- **GIVEN REQUEST**
Each line containing the word "unapproved" needs to be copied.

- **PROVIDED RECORDS**
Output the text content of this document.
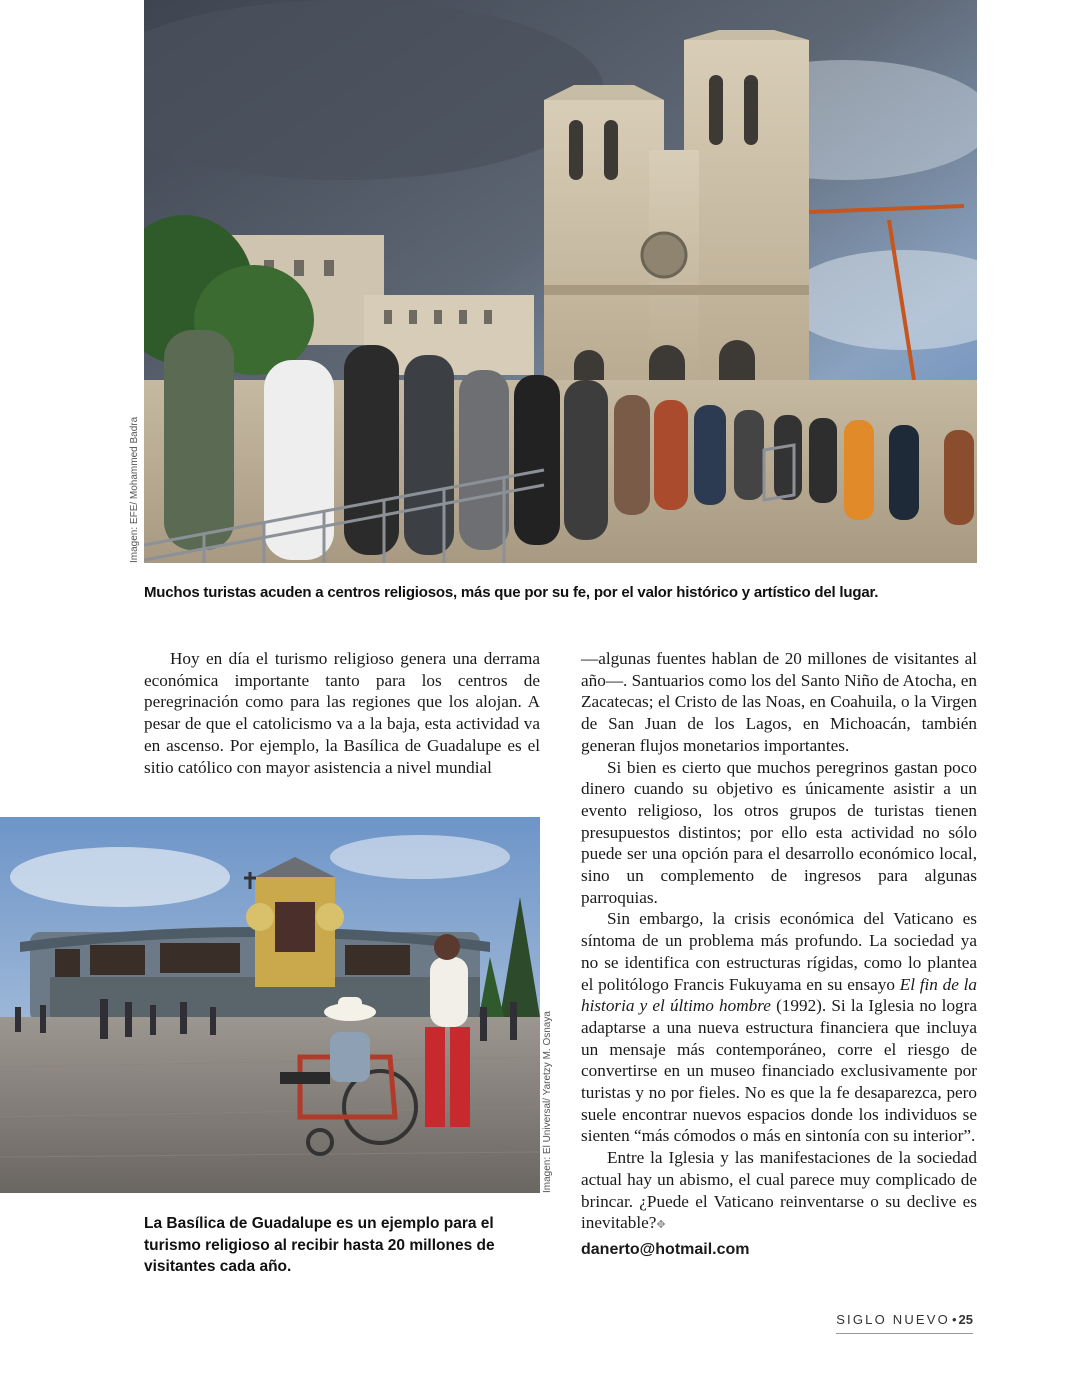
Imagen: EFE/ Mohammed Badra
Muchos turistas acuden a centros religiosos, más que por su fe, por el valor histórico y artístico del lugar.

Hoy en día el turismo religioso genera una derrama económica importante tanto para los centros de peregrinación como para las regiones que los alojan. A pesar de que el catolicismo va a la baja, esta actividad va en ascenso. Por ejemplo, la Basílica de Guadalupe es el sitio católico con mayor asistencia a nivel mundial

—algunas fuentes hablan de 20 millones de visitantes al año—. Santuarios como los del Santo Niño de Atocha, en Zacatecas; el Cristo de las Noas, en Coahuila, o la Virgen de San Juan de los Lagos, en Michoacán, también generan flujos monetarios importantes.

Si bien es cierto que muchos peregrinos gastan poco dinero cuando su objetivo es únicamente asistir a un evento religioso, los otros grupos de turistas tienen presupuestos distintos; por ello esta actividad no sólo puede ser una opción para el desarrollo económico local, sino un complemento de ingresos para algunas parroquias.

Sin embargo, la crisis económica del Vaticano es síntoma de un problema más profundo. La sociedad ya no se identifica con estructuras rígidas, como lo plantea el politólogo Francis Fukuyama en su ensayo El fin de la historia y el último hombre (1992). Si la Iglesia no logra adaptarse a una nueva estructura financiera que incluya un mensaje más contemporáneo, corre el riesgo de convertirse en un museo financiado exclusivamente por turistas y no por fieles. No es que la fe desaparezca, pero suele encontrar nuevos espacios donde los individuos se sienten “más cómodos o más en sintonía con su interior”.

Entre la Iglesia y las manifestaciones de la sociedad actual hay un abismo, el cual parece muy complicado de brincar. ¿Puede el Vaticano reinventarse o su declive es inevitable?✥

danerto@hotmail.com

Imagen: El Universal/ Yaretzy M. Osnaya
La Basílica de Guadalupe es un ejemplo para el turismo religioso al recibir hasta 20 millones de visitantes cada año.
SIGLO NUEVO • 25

--

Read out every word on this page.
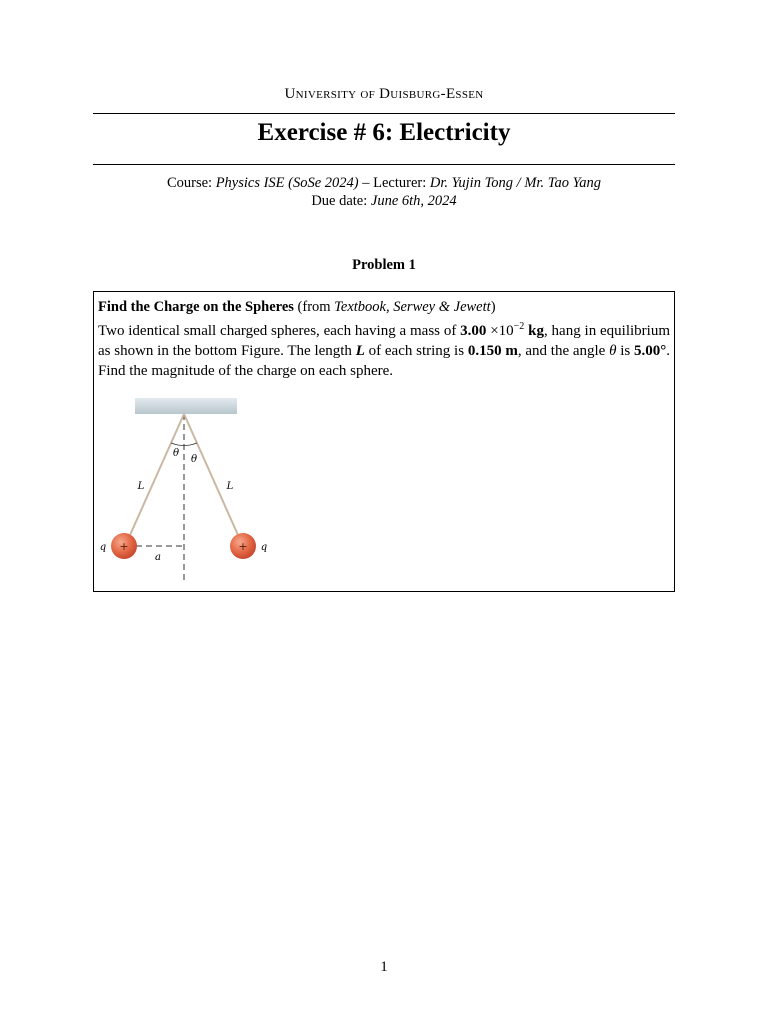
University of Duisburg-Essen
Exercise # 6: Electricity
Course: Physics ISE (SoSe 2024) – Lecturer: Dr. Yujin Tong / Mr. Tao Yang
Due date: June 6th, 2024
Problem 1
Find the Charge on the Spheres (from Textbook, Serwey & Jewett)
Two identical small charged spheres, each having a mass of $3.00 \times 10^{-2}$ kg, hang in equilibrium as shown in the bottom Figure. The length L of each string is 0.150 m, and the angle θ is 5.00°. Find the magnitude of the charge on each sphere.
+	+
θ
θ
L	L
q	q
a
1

* * *

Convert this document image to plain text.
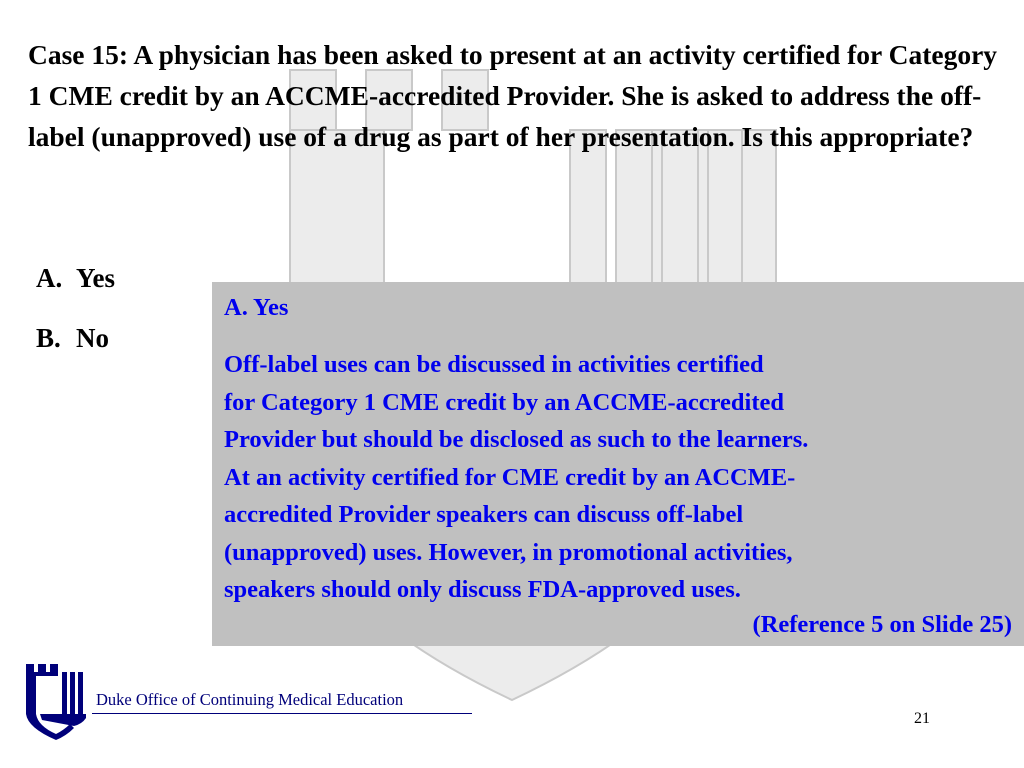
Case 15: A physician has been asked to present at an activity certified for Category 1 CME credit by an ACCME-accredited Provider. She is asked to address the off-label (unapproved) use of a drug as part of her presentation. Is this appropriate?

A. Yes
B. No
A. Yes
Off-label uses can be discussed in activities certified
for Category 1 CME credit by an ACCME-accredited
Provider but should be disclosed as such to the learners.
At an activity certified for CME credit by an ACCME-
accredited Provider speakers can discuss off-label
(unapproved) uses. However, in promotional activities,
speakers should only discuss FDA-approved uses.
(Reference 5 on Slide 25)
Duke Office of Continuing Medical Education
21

- **FULL OUTPUT**
Case 15: A physician has been asked to present at an activity certified for Category 1 CME credit by an ACCME-accredited Provider. She is asked to address the off-label (unapproved) use of a drug as part of her presentation. Is this appropriate?
(unapproved) uses. However, in promotional activities,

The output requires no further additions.